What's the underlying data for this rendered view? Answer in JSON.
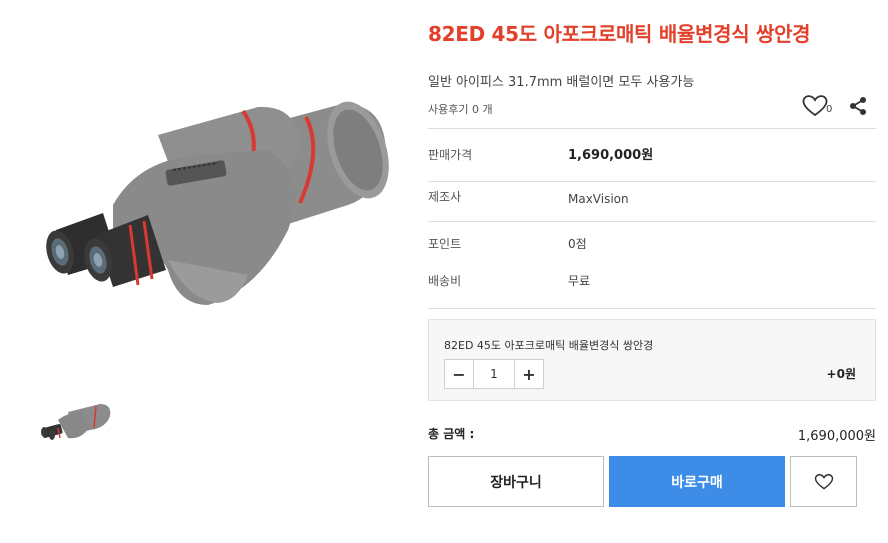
{
  "product": {
    "title": "82ED 45도 아포크로매틱 배율변경식 쌍안경",
    "subtitle": "일반 아이피스 31.7mm 배럴이면 모두 사용가능",
    "review_label": "사용후기 0 개",
    "wish_count": "0",
    "accent_color": "#e2402a"
  },
  "images": {
    "main_alt": "binoculars-main-image",
    "thumb_alt": "binoculars-thumbnail"
  },
  "specs": [
    {
      "label": "판매가격",
      "value": "1,690,000원"
    },
    {
      "label": "제조사",
      "value": "MaxVision"
    },
    {
      "label": "포인트",
      "value": "0점"
    },
    {
      "label": "배송비",
      "value": "무료"
    }
  ],
  "option": {
    "name": "82ED 45도 아포크로매틱 배율변경식 쌍안경",
    "minus": "−",
    "quantity": "1",
    "plus": "+",
    "price": "+0원"
  },
  "total": {
    "label": "총 금액 :",
    "value": "1,690,000원"
  },
  "actions": {
    "cart": "장바구니",
    "buy": "바로구매",
    "buy_color": "#3d8de8"
  },
  "icons": {
    "wish_top": "heart-outline-icon",
    "share": "share-icon",
    "wish_button": "heart-outline-icon"
  }
}
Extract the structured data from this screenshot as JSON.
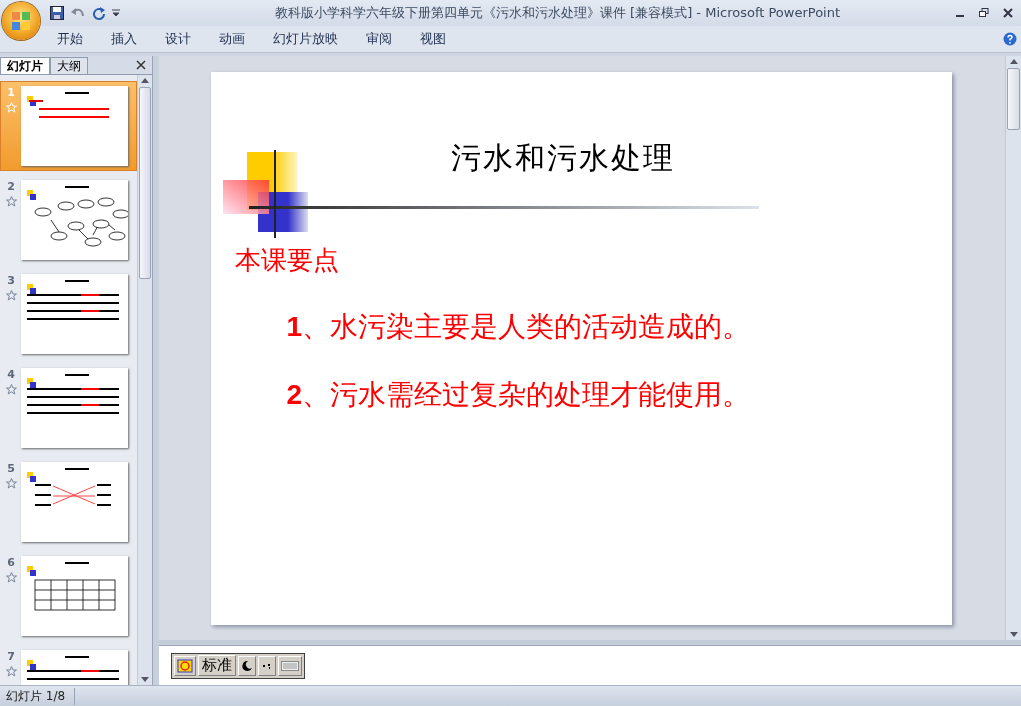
{
  "window": {
    "title": "教科版小学科学六年级下册第四单元《污水和污水处理》课件 [兼容模式] - Microsoft PowerPoint"
  },
  "ribbon_tabs": [
    {
      "label": "开始",
      "selected": false
    },
    {
      "label": "插入",
      "selected": false
    },
    {
      "label": "设计",
      "selected": false
    },
    {
      "label": "动画",
      "selected": false
    },
    {
      "label": "幻灯片放映",
      "selected": false
    },
    {
      "label": "审阅",
      "selected": false
    },
    {
      "label": "视图",
      "selected": false
    }
  ],
  "panel_tabs": [
    {
      "label": "幻灯片",
      "selected": true
    },
    {
      "label": "大纲",
      "selected": false
    }
  ],
  "slides": [
    {
      "number": "1",
      "selected": true,
      "kind": "points"
    },
    {
      "number": "2",
      "selected": false,
      "kind": "diagram"
    },
    {
      "number": "3",
      "selected": false,
      "kind": "text"
    },
    {
      "number": "4",
      "selected": false,
      "kind": "text"
    },
    {
      "number": "5",
      "selected": false,
      "kind": "matching"
    },
    {
      "number": "6",
      "selected": false,
      "kind": "table"
    },
    {
      "number": "7",
      "selected": false,
      "kind": "text"
    }
  ],
  "slide": {
    "title": "污水和污水处理",
    "subtitle": "本课要点",
    "points": [
      {
        "number": "1",
        "text": "、水污染主要是人类的活动造成的。"
      },
      {
        "number": "2",
        "text": "、污水需经过复杂的处理才能使用。"
      }
    ]
  },
  "ime_toolbar": {
    "mode": "标准"
  },
  "status_bar": {
    "text": "幻灯片 1/8"
  }
}
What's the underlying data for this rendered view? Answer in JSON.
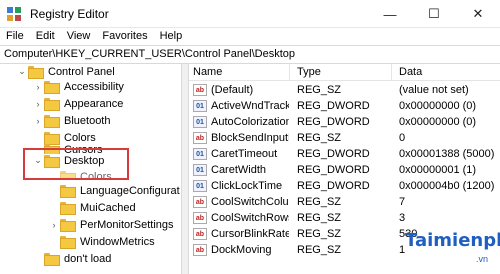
{
  "window": {
    "title": "Registry Editor",
    "minimize_glyph": "—",
    "maximize_glyph": "☐",
    "close_glyph": "✕"
  },
  "menu": [
    "File",
    "Edit",
    "View",
    "Favorites",
    "Help"
  ],
  "address": "Computer\\HKEY_CURRENT_USER\\Control Panel\\Desktop",
  "tree": [
    {
      "label": "Control Panel",
      "indent": 1,
      "chevron": "⌄"
    },
    {
      "label": "Accessibility",
      "indent": 2,
      "chevron": "›"
    },
    {
      "label": "Appearance",
      "indent": 2,
      "chevron": "›"
    },
    {
      "label": "Bluetooth",
      "indent": 2,
      "chevron": "›"
    },
    {
      "label": "Colors",
      "indent": 2,
      "chevron": ""
    },
    {
      "label": "Cursors",
      "indent": 2,
      "chevron": ""
    },
    {
      "label": "Desktop",
      "indent": 2,
      "chevron": "⌄",
      "selected": true
    },
    {
      "label": "Colors",
      "indent": 3,
      "chevron": ""
    },
    {
      "label": "LanguageConfigurati",
      "indent": 3,
      "chevron": ""
    },
    {
      "label": "MuiCached",
      "indent": 3,
      "chevron": ""
    },
    {
      "label": "PerMonitorSettings",
      "indent": 3,
      "chevron": "›"
    },
    {
      "label": "WindowMetrics",
      "indent": 3,
      "chevron": ""
    },
    {
      "label": "don't load",
      "indent": 2,
      "chevron": ""
    }
  ],
  "columns": {
    "name": "Name",
    "type": "Type",
    "data": "Data"
  },
  "values": [
    {
      "icon": "ab",
      "name": "(Default)",
      "type": "REG_SZ",
      "data": "(value not set)"
    },
    {
      "icon": "dw",
      "name": "ActiveWndTrack...",
      "type": "REG_DWORD",
      "data": "0x00000000 (0)"
    },
    {
      "icon": "dw",
      "name": "AutoColorization",
      "type": "REG_DWORD",
      "data": "0x00000000 (0)"
    },
    {
      "icon": "ab",
      "name": "BlockSendInputR...",
      "type": "REG_SZ",
      "data": "0"
    },
    {
      "icon": "dw",
      "name": "CaretTimeout",
      "type": "REG_DWORD",
      "data": "0x00001388 (5000)"
    },
    {
      "icon": "dw",
      "name": "CaretWidth",
      "type": "REG_DWORD",
      "data": "0x00000001 (1)"
    },
    {
      "icon": "dw",
      "name": "ClickLockTime",
      "type": "REG_DWORD",
      "data": "0x000004b0 (1200)"
    },
    {
      "icon": "ab",
      "name": "CoolSwitchColu",
      "type": "REG_SZ",
      "data": "7"
    },
    {
      "icon": "ab",
      "name": "CoolSwitchRows",
      "type": "REG_SZ",
      "data": "3"
    },
    {
      "icon": "ab",
      "name": "CursorBlinkRate",
      "type": "REG_SZ",
      "data": "530"
    },
    {
      "icon": "dw",
      "name": "DockMoving",
      "type": "REG_SZ",
      "data": "1"
    }
  ],
  "watermark": {
    "logo": "Taimienphi",
    "suffix": ".vn"
  }
}
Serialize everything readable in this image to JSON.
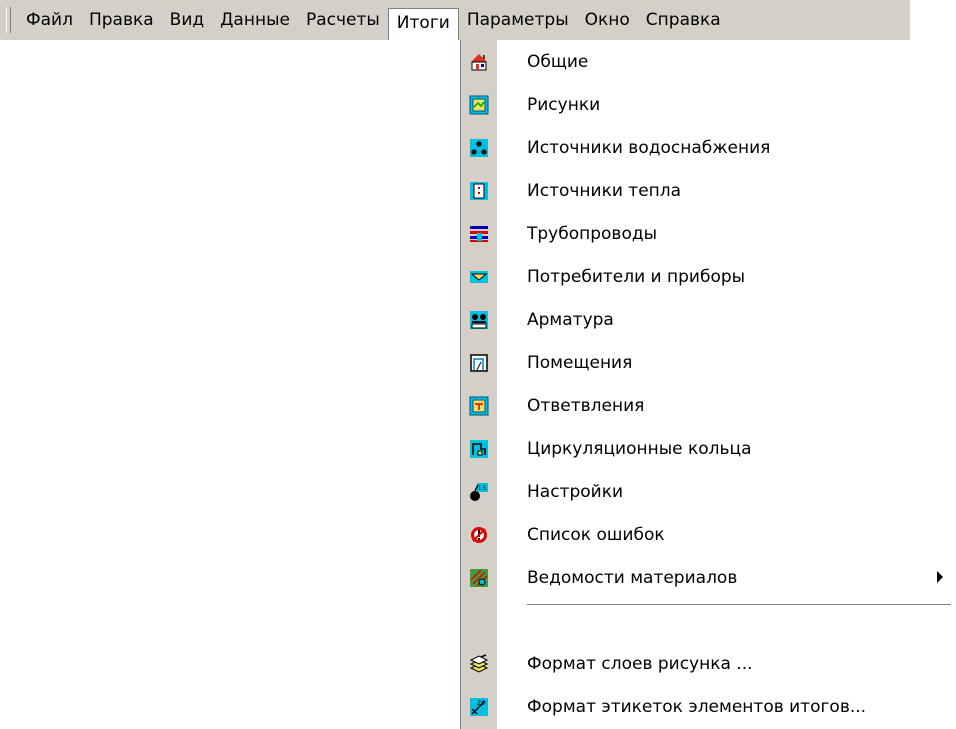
{
  "menubar": {
    "items": [
      {
        "label": "Файл"
      },
      {
        "label": "Правка"
      },
      {
        "label": "Вид"
      },
      {
        "label": "Данные"
      },
      {
        "label": "Расчеты"
      },
      {
        "label": "Итоги"
      },
      {
        "label": "Параметры"
      },
      {
        "label": "Окно"
      },
      {
        "label": "Справка"
      }
    ]
  },
  "itogi_menu": {
    "items": [
      {
        "label": "Общие",
        "icon": "house-icon"
      },
      {
        "label": "Рисунки",
        "icon": "drawings-icon"
      },
      {
        "label": "Источники водоснабжения",
        "icon": "water-source-icon"
      },
      {
        "label": "Источники тепла",
        "icon": "heat-source-icon"
      },
      {
        "label": "Трубопроводы",
        "icon": "pipelines-icon"
      },
      {
        "label": "Потребители и приборы",
        "icon": "consumers-icon"
      },
      {
        "label": "Арматура",
        "icon": "fittings-icon"
      },
      {
        "label": "Помещения",
        "icon": "rooms-icon"
      },
      {
        "label": "Ответвления",
        "icon": "branches-icon"
      },
      {
        "label": "Циркуляционные кольца",
        "icon": "circulation-rings-icon"
      },
      {
        "label": "Настройки",
        "icon": "settings-icon"
      },
      {
        "label": "Список ошибок",
        "icon": "errors-icon"
      },
      {
        "label": "Ведомости материалов",
        "icon": "materials-icon",
        "submenu": true
      },
      {
        "label": "Формат слоев рисунка ...",
        "icon": "layers-format-icon"
      },
      {
        "label": "Формат этикеток элементов итогов...",
        "icon": "labels-format-icon"
      }
    ]
  },
  "colors": {
    "menubar_bg": "#d4d0c8",
    "icon_strip_bg": "#d4d0c8",
    "menu_bg": "#ffffff"
  }
}
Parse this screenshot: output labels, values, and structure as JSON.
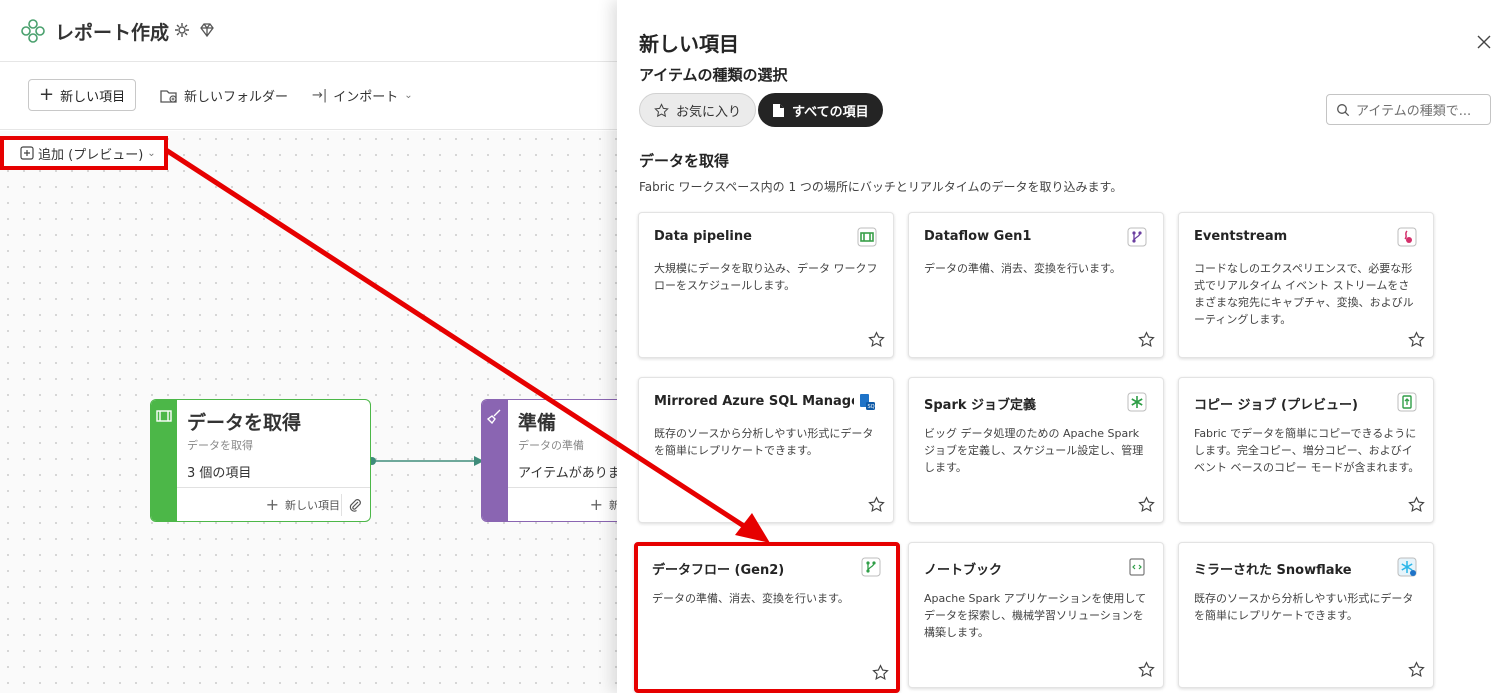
{
  "workspace": {
    "title": "レポート作成"
  },
  "toolbar": {
    "new_item": "新しい項目",
    "new_folder": "新しいフォルダー",
    "import": "インポート"
  },
  "canvas": {
    "add_label": "追加 (プレビュー)",
    "nodes": [
      {
        "title": "データを取得",
        "subtitle": "データを取得",
        "count": "3 個の項目",
        "add": "新しい項目",
        "color": "#4cb748"
      },
      {
        "title": "準備",
        "subtitle": "データの準備",
        "count": "アイテムがありま",
        "add": "新",
        "color": "#8a65b2"
      }
    ]
  },
  "panel": {
    "title": "新しい項目",
    "subtitle": "アイテムの種類の選択",
    "chips": {
      "favorites": "お気に入り",
      "all": "すべての項目"
    },
    "search_placeholder": "アイテムの種類で...",
    "section": {
      "title": "データを取得",
      "description": "Fabric ワークスペース内の 1 つの場所にバッチとリアルタイムのデータを取り込みます。"
    },
    "cards": [
      {
        "title": "Data pipeline",
        "description": "大規模にデータを取り込み、データ ワークフローをスケジュールします。",
        "icon": "pipeline-icon"
      },
      {
        "title": "Dataflow Gen1",
        "description": "データの準備、消去、変換を行います。",
        "icon": "dataflow-icon"
      },
      {
        "title": "Eventstream",
        "description": "コードなしのエクスペリエンスで、必要な形式でリアルタイム イベント ストリームをさまざまな宛先にキャプチャ、変換、およびルーティングします。",
        "icon": "eventstream-icon"
      },
      {
        "title": "Mirrored Azure SQL Managed ...",
        "description": "既存のソースから分析しやすい形式にデータを簡単にレプリケートできます。",
        "icon": "mirrored-sql-icon"
      },
      {
        "title": "Spark ジョブ定義",
        "description": "ビッグ データ処理のための Apache Spark ジョブを定義し、スケジュール設定し、管理します。",
        "icon": "spark-job-icon"
      },
      {
        "title": "コピー ジョブ (プレビュー)",
        "description": "Fabric でデータを簡単にコピーできるようにします。完全コピー、増分コピー、およびイベント ベースのコピー モードが含まれます。",
        "icon": "copy-job-icon"
      },
      {
        "title": "データフロー (Gen2)",
        "description": "データの準備、消去、変換を行います。",
        "icon": "dataflow-gen2-icon"
      },
      {
        "title": "ノートブック",
        "description": "Apache Spark アプリケーションを使用してデータを探索し、機械学習ソリューションを構築します。",
        "icon": "notebook-icon"
      },
      {
        "title": "ミラーされた Snowflake",
        "description": "既存のソースから分析しやすい形式にデータを簡単にレプリケートできます。",
        "icon": "snowflake-icon"
      }
    ]
  },
  "colors": {
    "highlight": "#e60000",
    "green": "#4cb748",
    "purple": "#8a65b2",
    "connector": "#3f8c7a"
  }
}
********
Scan the listing above and identify each line holding the string "values"; copy every such line.

Answer to this problem:
  "values": [
Parse this screenshot: output labels, values, and structure as JSON.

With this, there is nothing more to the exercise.